Exercise materials:
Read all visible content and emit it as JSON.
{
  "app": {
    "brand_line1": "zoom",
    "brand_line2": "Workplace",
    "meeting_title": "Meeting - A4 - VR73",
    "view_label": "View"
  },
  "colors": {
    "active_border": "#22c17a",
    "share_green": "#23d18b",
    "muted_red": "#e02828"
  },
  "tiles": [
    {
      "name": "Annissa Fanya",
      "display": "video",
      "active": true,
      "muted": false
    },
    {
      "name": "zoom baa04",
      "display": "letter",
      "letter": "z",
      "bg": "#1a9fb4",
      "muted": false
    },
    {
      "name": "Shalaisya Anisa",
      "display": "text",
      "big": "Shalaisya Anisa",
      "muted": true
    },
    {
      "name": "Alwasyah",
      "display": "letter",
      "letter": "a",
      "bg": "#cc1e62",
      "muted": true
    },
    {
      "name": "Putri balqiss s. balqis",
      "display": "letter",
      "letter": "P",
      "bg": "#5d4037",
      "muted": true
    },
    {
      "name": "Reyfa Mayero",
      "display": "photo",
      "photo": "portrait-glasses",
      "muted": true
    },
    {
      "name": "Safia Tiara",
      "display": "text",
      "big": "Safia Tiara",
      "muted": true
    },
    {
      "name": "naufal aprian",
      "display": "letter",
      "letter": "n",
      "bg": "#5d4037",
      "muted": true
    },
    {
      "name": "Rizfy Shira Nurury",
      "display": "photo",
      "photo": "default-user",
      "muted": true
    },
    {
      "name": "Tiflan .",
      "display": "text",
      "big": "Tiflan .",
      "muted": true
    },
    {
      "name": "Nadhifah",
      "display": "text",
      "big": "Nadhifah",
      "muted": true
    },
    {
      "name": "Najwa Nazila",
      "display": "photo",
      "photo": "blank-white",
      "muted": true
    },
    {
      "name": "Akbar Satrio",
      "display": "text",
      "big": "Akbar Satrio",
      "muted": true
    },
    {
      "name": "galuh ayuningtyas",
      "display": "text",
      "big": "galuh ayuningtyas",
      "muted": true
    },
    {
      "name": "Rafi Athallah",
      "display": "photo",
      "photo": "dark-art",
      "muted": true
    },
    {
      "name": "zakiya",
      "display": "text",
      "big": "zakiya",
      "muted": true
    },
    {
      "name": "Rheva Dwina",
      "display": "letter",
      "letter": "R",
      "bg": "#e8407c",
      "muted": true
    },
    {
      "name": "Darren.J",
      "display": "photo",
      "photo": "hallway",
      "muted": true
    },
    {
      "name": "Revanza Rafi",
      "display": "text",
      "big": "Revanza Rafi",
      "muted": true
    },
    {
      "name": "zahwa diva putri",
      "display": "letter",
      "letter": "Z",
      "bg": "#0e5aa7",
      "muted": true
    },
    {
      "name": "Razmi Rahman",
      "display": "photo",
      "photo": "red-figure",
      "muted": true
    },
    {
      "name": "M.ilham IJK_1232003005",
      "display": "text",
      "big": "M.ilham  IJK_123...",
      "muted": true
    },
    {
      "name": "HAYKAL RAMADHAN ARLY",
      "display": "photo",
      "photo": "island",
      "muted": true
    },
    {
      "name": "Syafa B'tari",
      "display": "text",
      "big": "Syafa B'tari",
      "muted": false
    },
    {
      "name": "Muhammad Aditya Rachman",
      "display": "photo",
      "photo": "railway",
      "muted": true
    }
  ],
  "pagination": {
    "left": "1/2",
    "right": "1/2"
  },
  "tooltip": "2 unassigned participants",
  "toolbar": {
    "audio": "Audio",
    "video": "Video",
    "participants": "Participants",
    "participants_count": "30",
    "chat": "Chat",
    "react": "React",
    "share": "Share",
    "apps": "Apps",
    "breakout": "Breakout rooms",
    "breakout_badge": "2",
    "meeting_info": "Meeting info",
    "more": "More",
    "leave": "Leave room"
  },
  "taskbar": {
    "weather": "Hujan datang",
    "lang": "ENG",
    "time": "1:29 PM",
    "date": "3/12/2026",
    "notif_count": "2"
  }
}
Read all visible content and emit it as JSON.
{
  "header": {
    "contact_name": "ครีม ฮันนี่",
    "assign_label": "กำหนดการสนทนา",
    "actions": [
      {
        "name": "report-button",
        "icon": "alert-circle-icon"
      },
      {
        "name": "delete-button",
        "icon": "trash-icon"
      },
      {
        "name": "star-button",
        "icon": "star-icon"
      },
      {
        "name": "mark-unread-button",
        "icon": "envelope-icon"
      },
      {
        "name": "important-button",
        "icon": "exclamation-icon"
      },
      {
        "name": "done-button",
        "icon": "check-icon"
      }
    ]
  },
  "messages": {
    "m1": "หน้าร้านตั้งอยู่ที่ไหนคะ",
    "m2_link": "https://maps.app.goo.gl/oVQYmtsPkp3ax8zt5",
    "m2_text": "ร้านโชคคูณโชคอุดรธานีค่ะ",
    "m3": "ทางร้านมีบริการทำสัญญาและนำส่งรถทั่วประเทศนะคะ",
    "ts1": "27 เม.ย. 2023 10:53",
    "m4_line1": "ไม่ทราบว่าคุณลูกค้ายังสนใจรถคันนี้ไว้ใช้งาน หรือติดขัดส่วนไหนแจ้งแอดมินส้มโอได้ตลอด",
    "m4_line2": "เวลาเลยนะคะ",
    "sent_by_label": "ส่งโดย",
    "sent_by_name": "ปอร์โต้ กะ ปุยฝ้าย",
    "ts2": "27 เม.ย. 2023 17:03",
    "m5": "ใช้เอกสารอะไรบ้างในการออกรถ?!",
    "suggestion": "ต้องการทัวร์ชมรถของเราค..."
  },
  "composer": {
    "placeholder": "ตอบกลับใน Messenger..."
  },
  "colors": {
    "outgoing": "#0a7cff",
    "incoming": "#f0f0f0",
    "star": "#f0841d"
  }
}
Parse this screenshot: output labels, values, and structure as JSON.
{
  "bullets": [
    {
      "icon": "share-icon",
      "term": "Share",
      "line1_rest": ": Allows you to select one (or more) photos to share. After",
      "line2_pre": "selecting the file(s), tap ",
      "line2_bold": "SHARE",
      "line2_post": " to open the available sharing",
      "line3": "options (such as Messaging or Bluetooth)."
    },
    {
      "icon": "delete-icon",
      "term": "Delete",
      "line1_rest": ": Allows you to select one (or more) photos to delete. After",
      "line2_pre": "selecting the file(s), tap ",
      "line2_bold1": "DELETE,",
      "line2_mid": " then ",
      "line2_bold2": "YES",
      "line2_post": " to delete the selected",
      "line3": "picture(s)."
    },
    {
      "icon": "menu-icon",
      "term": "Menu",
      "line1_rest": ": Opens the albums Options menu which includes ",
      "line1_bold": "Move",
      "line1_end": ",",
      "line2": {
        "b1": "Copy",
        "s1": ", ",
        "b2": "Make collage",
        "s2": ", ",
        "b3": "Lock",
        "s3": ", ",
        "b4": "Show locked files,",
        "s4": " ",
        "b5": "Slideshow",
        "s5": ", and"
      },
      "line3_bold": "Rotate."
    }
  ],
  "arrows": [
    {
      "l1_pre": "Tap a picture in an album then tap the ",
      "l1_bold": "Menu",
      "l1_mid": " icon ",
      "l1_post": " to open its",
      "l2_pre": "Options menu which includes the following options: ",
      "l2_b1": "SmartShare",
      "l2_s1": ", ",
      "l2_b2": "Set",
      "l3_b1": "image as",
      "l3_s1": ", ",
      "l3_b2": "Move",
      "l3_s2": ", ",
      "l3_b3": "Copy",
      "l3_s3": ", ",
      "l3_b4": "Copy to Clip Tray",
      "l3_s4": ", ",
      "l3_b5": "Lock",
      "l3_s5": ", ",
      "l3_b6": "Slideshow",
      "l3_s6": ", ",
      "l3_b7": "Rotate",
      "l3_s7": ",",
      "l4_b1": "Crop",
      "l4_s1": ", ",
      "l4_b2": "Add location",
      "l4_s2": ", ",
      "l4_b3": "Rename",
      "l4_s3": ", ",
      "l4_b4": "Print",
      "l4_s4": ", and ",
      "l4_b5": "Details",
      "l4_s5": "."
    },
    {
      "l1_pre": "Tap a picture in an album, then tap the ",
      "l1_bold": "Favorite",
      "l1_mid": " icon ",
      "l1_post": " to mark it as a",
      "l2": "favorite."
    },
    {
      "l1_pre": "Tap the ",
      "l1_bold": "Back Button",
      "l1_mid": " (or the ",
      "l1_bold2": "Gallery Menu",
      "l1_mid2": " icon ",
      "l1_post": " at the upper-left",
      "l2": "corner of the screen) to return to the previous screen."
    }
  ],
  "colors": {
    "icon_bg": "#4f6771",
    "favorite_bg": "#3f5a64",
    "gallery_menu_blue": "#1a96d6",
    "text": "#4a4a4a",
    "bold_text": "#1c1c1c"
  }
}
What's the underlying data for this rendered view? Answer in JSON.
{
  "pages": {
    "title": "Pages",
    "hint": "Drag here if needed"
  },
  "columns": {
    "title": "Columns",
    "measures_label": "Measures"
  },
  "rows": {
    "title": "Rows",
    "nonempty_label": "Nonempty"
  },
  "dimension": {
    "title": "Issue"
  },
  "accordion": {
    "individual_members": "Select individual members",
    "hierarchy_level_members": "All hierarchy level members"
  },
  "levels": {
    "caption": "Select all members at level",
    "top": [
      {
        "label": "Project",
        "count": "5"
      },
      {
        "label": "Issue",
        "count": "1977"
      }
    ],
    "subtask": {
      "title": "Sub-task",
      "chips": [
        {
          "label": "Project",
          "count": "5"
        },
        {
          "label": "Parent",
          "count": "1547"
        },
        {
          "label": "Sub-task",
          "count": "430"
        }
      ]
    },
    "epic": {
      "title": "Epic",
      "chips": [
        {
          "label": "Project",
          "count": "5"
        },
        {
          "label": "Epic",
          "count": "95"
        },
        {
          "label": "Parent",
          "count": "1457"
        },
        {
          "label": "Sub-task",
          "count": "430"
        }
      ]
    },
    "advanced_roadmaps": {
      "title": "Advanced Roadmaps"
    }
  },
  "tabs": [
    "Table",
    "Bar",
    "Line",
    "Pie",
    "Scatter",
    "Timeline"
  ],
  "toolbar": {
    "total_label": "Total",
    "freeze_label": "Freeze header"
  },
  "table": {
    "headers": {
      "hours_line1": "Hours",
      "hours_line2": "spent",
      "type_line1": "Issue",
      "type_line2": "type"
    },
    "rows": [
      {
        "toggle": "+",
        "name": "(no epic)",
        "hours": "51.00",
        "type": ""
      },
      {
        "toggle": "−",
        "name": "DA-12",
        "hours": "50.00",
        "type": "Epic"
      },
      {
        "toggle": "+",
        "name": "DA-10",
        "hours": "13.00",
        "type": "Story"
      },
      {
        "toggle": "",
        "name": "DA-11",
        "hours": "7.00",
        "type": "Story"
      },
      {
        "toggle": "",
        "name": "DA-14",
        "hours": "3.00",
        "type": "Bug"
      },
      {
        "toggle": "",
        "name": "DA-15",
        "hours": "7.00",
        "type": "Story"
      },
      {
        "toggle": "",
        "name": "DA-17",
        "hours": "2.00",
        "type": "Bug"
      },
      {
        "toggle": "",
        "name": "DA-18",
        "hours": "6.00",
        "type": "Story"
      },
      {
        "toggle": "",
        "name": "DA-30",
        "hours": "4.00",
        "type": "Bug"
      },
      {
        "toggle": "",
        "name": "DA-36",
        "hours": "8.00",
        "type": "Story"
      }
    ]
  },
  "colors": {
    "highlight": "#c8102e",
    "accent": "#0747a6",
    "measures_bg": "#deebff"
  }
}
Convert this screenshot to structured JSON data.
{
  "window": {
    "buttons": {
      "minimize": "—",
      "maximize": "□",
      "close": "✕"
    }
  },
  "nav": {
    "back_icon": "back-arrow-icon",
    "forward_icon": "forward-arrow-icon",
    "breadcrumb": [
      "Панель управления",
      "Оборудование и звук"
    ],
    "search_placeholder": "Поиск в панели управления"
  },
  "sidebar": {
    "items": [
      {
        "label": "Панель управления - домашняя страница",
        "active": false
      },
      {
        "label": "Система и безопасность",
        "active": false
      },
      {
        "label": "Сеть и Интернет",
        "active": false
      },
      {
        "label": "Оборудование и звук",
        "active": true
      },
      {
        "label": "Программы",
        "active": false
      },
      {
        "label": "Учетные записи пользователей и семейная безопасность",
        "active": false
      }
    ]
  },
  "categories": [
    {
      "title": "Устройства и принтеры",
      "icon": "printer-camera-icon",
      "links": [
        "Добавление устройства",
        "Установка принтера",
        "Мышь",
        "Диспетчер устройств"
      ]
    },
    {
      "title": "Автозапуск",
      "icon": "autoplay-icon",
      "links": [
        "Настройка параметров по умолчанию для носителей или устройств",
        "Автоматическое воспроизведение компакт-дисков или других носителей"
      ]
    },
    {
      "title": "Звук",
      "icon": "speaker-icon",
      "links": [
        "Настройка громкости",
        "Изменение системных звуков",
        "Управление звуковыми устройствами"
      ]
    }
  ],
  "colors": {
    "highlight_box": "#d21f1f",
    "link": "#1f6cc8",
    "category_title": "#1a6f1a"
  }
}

What you have to do: Return each line of the data that contains the string "Meeting".

Result of the exercise:
    "meeting_title": "Meeting - A4 - VR73",
    "meeting_info": "Meeting info",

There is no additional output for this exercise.